> Exercise requirements
Only the lines holding the string "image" are needed. Copy each one.

★ ★ ★

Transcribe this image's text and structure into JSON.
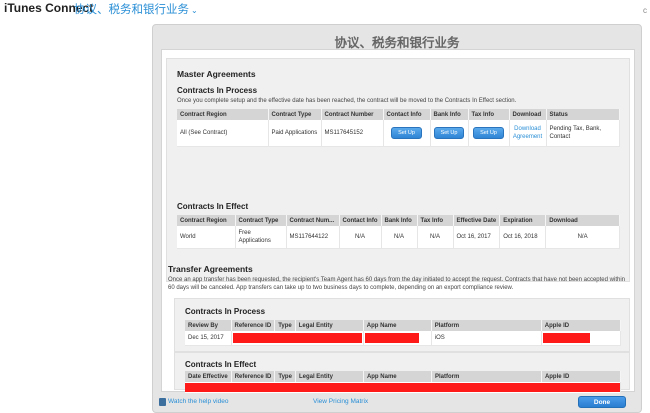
{
  "topbar": {
    "brand": "iTunes Connect",
    "section": "协议、税务和银行业务",
    "right_text": "c"
  },
  "dialog": {
    "title": "协议、税务和银行业务"
  },
  "master": {
    "heading": "Master Agreements",
    "in_process": {
      "heading": "Contracts In Process",
      "description": "Once you complete setup and the effective date has been reached, the contract will be moved to the Contracts In Effect section.",
      "columns": [
        "Contract Region",
        "Contract Type",
        "Contract Number",
        "Contact Info",
        "Bank Info",
        "Tax Info",
        "Download",
        "Status"
      ],
      "row": {
        "region": "All (See Contract)",
        "type": "Paid Applications",
        "number": "MS117645152",
        "contact_btn": "Set Up",
        "bank_btn": "Set Up",
        "tax_btn": "Set Up",
        "download_line1": "Download",
        "download_line2": "Agreement",
        "status": "Pending Tax, Bank, Contact"
      }
    },
    "in_effect": {
      "heading": "Contracts In Effect",
      "columns": [
        "Contract Region",
        "Contract Type",
        "Contract Num...",
        "Contact Info",
        "Bank Info",
        "Tax Info",
        "Effective Date",
        "Expiration",
        "Download"
      ],
      "row": {
        "region": "World",
        "type": "Free Applications",
        "number": "MS117644122",
        "contact": "N/A",
        "bank": "N/A",
        "tax": "N/A",
        "effective": "Oct 16, 2017",
        "expiration": "Oct 16, 2018",
        "download": "N/A"
      }
    }
  },
  "transfer": {
    "heading": "Transfer Agreements",
    "description": "Once an app transfer has been requested, the recipient's Team Agent has 60 days from the day initiated to accept the request. Contracts that have not been accepted within 60 days will be canceled. App transfers can take up to two business days to complete, depending on an export compliance review.",
    "in_process": {
      "heading": "Contracts In Process",
      "columns": [
        "Review By",
        "Reference ID",
        "Type",
        "Legal Entity",
        "App Name",
        "Platform",
        "Apple ID"
      ],
      "row": {
        "review_by": "Dec 15, 2017",
        "platform": "iOS"
      }
    },
    "in_effect": {
      "heading": "Contracts In Effect",
      "columns": [
        "Date Effective",
        "Reference ID",
        "Type",
        "Legal Entity",
        "App Name",
        "Platform",
        "Apple ID"
      ]
    }
  },
  "footer": {
    "help_link": "Watch the help video",
    "pricing_link": "View Pricing Matrix",
    "done_label": "Done"
  },
  "colors": {
    "accent": "#2a8fd6",
    "button_blue": "#2f84d4",
    "redaction": "#ff1a1a"
  }
}
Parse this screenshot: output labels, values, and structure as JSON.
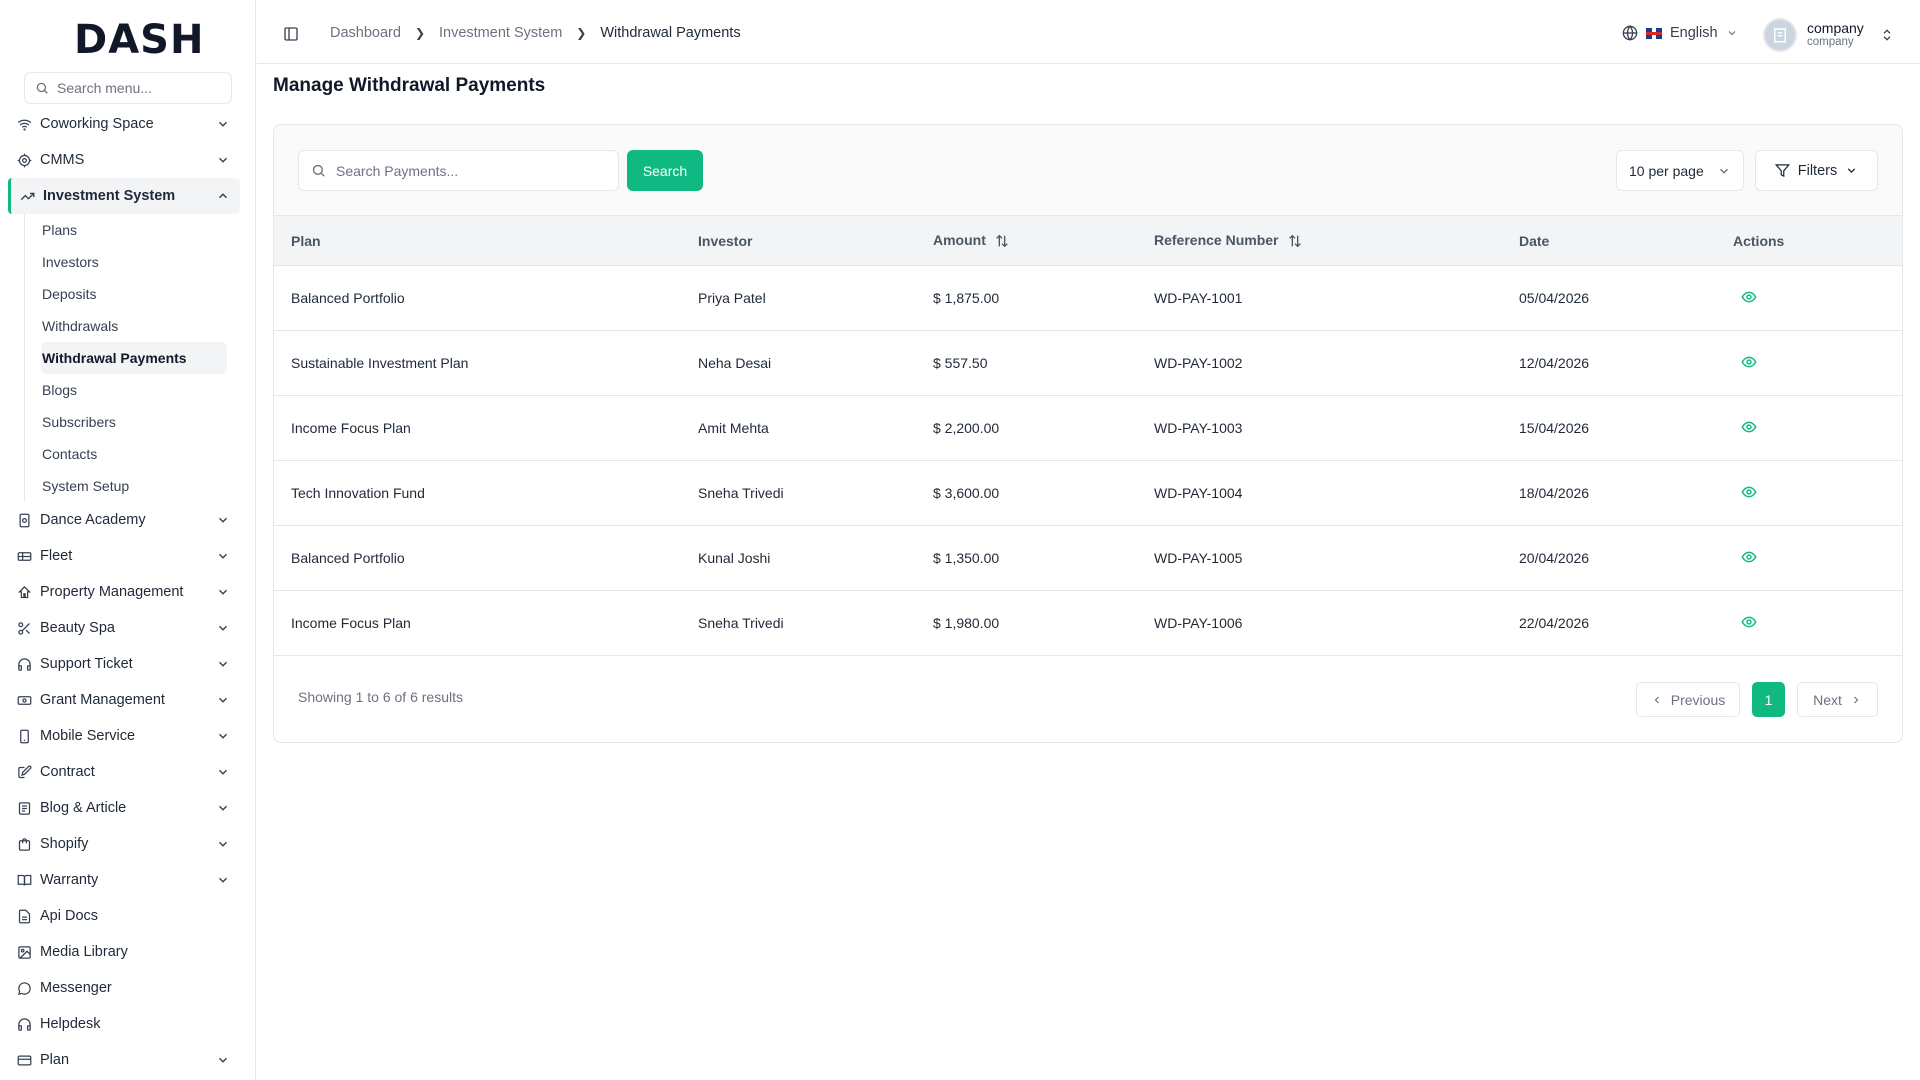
{
  "app": {
    "logo": "DASH"
  },
  "sidebar": {
    "search_placeholder": "Search menu...",
    "items_top": [
      {
        "label": "Coworking Space",
        "icon": "wifi-icon"
      },
      {
        "label": "CMMS",
        "icon": "cog-icon"
      }
    ],
    "active": {
      "label": "Investment System",
      "icon": "trending-up-icon"
    },
    "sub_items": [
      "Plans",
      "Investors",
      "Deposits",
      "Withdrawals",
      "Withdrawal Payments",
      "Blogs",
      "Subscribers",
      "Contacts",
      "System Setup"
    ],
    "current_sub": "Withdrawal Payments",
    "items_bottom": [
      {
        "label": "Dance Academy",
        "icon": "building-icon",
        "chevron": true
      },
      {
        "label": "Fleet",
        "icon": "car-icon",
        "chevron": true
      },
      {
        "label": "Property Management",
        "icon": "home-icon",
        "chevron": true
      },
      {
        "label": "Beauty Spa",
        "icon": "scissors-icon",
        "chevron": true
      },
      {
        "label": "Support Ticket",
        "icon": "headphones-icon",
        "chevron": true
      },
      {
        "label": "Grant Management",
        "icon": "banknote-icon",
        "chevron": true
      },
      {
        "label": "Mobile Service",
        "icon": "smartphone-icon",
        "chevron": true
      },
      {
        "label": "Contract",
        "icon": "pen-icon",
        "chevron": true
      },
      {
        "label": "Blog & Article",
        "icon": "newspaper-icon",
        "chevron": true
      },
      {
        "label": "Shopify",
        "icon": "shopping-bag-icon",
        "chevron": true
      },
      {
        "label": "Warranty",
        "icon": "book-open-icon",
        "chevron": true
      },
      {
        "label": "Api Docs",
        "icon": "file-text-icon",
        "chevron": false
      },
      {
        "label": "Media Library",
        "icon": "image-icon",
        "chevron": false
      },
      {
        "label": "Messenger",
        "icon": "message-circle-icon",
        "chevron": false
      },
      {
        "label": "Helpdesk",
        "icon": "headset-icon",
        "chevron": false
      },
      {
        "label": "Plan",
        "icon": "credit-card-icon",
        "chevron": true
      }
    ]
  },
  "header": {
    "breadcrumb": [
      "Dashboard",
      "Investment System",
      "Withdrawal Payments"
    ],
    "language": "English",
    "user_name": "company",
    "user_role": "company"
  },
  "main": {
    "title": "Manage Withdrawal Payments",
    "search_placeholder": "Search Payments...",
    "search_button": "Search",
    "per_page": "10 per page",
    "filters": "Filters",
    "columns": [
      "Plan",
      "Investor",
      "Amount",
      "Reference Number",
      "Date",
      "Actions"
    ],
    "rows": [
      {
        "plan": "Balanced Portfolio",
        "investor": "Priya Patel",
        "amount": "$ 1,875.00",
        "ref": "WD-PAY-1001",
        "date": "05/04/2026"
      },
      {
        "plan": "Sustainable Investment Plan",
        "investor": "Neha Desai",
        "amount": "$ 557.50",
        "ref": "WD-PAY-1002",
        "date": "12/04/2026"
      },
      {
        "plan": "Income Focus Plan",
        "investor": "Amit Mehta",
        "amount": "$ 2,200.00",
        "ref": "WD-PAY-1003",
        "date": "15/04/2026"
      },
      {
        "plan": "Tech Innovation Fund",
        "investor": "Sneha Trivedi",
        "amount": "$ 3,600.00",
        "ref": "WD-PAY-1004",
        "date": "18/04/2026"
      },
      {
        "plan": "Balanced Portfolio",
        "investor": "Kunal Joshi",
        "amount": "$ 1,350.00",
        "ref": "WD-PAY-1005",
        "date": "20/04/2026"
      },
      {
        "plan": "Income Focus Plan",
        "investor": "Sneha Trivedi",
        "amount": "$ 1,980.00",
        "ref": "WD-PAY-1006",
        "date": "22/04/2026"
      }
    ],
    "showing": "Showing 1 to 6 of 6 results",
    "previous": "Previous",
    "page": "1",
    "next": "Next"
  },
  "colors": {
    "accent": "#10b981",
    "border": "#e5e7eb"
  }
}
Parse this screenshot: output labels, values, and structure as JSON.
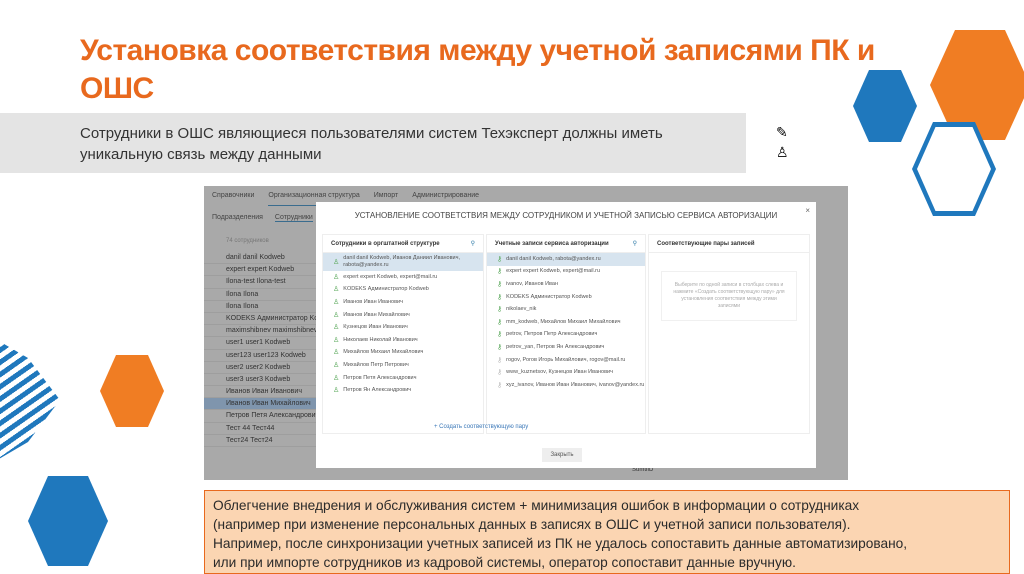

★ ★ ★

> Reply to the exercise
Transcribe this image's text and structure into JSON.
        "icon": "image-icon",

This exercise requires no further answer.